**GIVEN EXERCISE:**
Repeat the records in full and exactly, omitting pictures.

****************************************

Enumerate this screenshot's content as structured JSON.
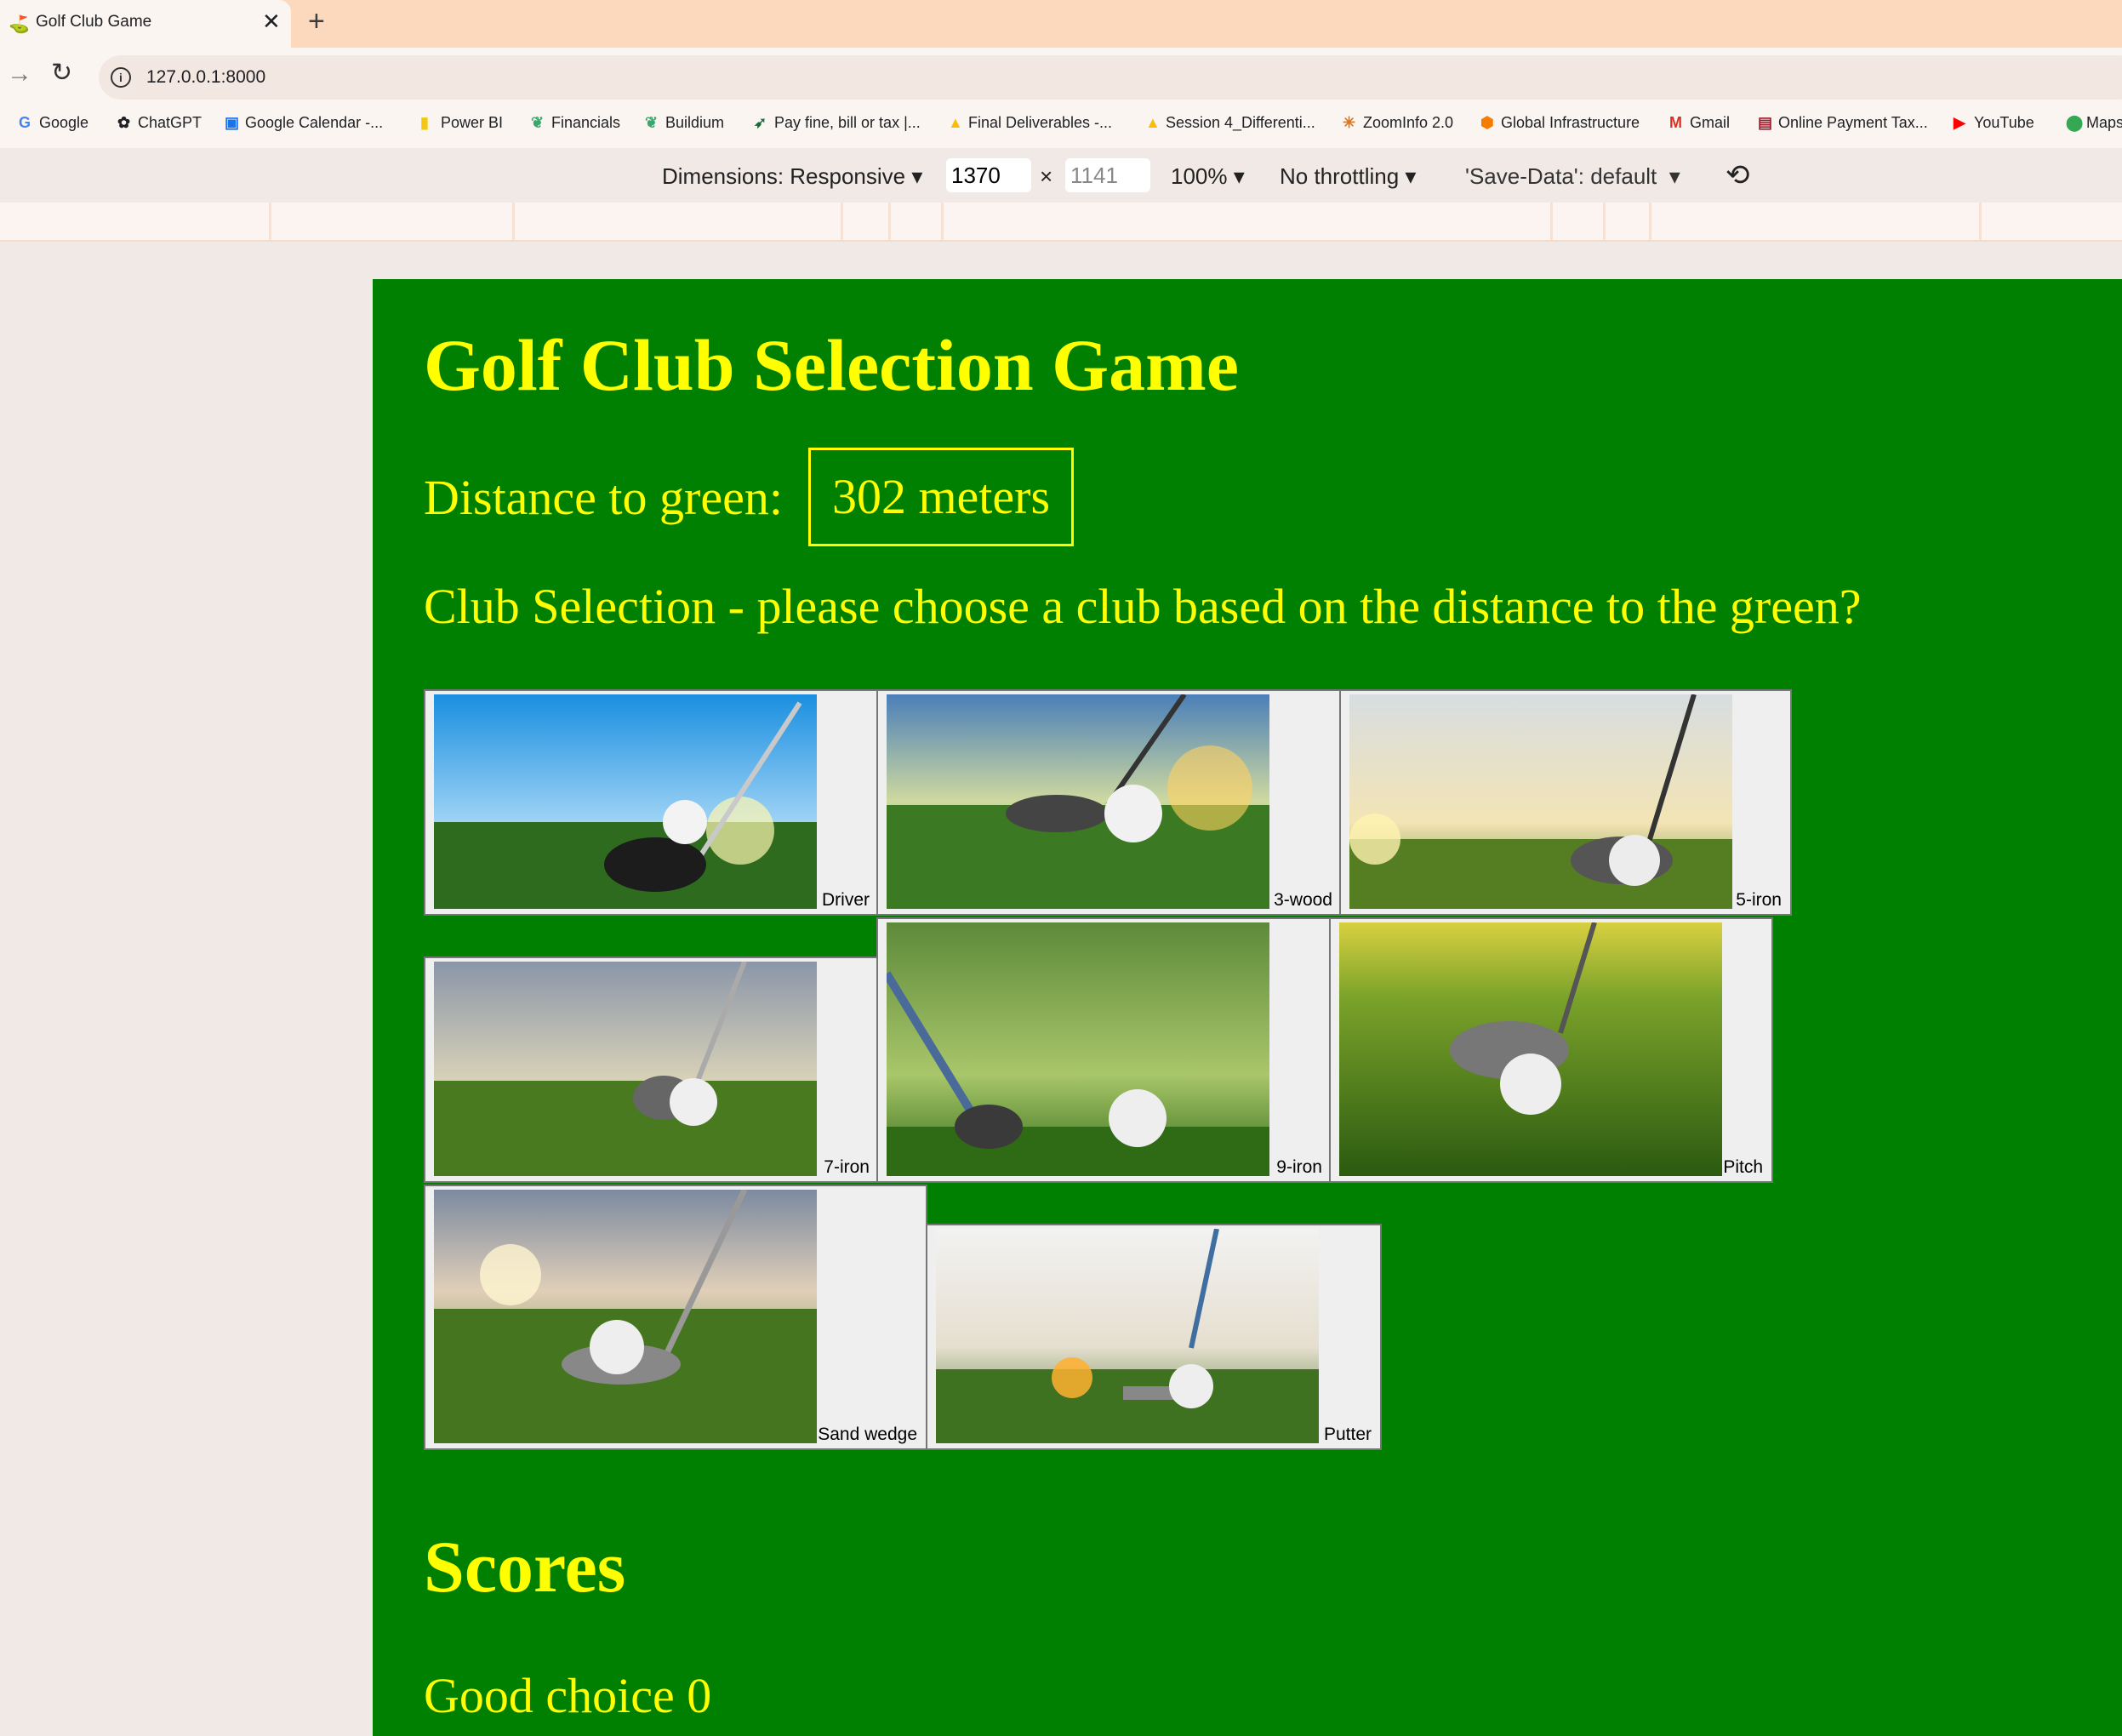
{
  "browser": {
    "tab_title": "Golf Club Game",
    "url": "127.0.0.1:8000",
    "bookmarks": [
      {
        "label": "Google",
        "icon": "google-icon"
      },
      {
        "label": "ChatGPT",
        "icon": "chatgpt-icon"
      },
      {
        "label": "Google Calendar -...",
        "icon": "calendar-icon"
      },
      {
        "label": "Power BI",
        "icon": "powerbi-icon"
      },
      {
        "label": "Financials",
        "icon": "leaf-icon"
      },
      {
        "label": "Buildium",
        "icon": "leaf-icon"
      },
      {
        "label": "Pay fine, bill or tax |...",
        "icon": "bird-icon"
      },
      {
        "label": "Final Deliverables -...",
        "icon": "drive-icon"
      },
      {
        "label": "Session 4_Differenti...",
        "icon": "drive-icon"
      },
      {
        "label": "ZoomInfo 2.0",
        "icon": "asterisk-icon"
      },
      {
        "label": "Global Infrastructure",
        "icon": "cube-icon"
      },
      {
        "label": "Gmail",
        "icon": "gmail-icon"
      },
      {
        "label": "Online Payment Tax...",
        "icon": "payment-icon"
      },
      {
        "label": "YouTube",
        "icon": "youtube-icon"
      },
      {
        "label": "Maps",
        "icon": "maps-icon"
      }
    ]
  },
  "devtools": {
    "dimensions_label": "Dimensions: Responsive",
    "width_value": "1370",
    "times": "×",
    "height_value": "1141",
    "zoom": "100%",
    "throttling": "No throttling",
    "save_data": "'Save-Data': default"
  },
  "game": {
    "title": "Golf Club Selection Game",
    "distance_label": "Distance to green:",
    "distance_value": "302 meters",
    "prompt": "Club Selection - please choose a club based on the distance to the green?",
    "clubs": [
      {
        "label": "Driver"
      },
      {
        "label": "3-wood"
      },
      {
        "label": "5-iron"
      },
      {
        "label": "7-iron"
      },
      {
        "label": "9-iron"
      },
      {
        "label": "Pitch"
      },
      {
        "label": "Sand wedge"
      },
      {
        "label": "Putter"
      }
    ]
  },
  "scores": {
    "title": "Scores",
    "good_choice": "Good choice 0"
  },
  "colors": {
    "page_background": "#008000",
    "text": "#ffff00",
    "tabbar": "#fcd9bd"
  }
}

****************************************

**EXERCISE RESPONSE:**
Enumerate this screenshot's content as structured JSON.
{
  "browser": {
    "tab_title": "Golf Club Game",
    "url": "127.0.0.1:8000",
    "bookmarks": [
      {
        "label": "Google",
        "icon": "google-icon"
      },
      {
        "label": "ChatGPT",
        "icon": "chatgpt-icon"
      },
      {
        "label": "Google Calendar -...",
        "icon": "calendar-icon"
      },
      {
        "label": "Power BI",
        "icon": "powerbi-icon"
      },
      {
        "label": "Financials",
        "icon": "leaf-icon"
      },
      {
        "label": "Buildium",
        "icon": "leaf-icon"
      },
      {
        "label": "Pay fine, bill or tax |...",
        "icon": "bird-icon"
      },
      {
        "label": "Final Deliverables -...",
        "icon": "drive-icon"
      },
      {
        "label": "Session 4_Differenti...",
        "icon": "drive-icon"
      },
      {
        "label": "ZoomInfo 2.0",
        "icon": "asterisk-icon"
      },
      {
        "label": "Global Infrastructure",
        "icon": "cube-icon"
      },
      {
        "label": "Gmail",
        "icon": "gmail-icon"
      },
      {
        "label": "Online Payment Tax...",
        "icon": "payment-icon"
      },
      {
        "label": "YouTube",
        "icon": "youtube-icon"
      },
      {
        "label": "Maps",
        "icon": "maps-icon"
      }
    ]
  },
  "devtools": {
    "dimensions_label": "Dimensions: Responsive",
    "width_value": "1370",
    "times": "×",
    "height_value": "1141",
    "zoom": "100%",
    "throttling": "No throttling",
    "save_data": "'Save-Data': default"
  },
  "game": {
    "title": "Golf Club Selection Game",
    "distance_label": "Distance to green:",
    "distance_value": "302 meters",
    "prompt": "Club Selection - please choose a club based on the distance to the green?",
    "clubs": [
      {
        "label": "Driver"
      },
      {
        "label": "3-wood"
      },
      {
        "label": "5-iron"
      },
      {
        "label": "7-iron"
      },
      {
        "label": "9-iron"
      },
      {
        "label": "Pitch"
      },
      {
        "label": "Sand wedge"
      },
      {
        "label": "Putter"
      }
    ]
  },
  "scores": {
    "title": "Scores",
    "good_choice": "Good choice 0"
  },
  "colors": {
    "page_background": "#008000",
    "text": "#ffff00",
    "tabbar": "#fcd9bd"
  }
}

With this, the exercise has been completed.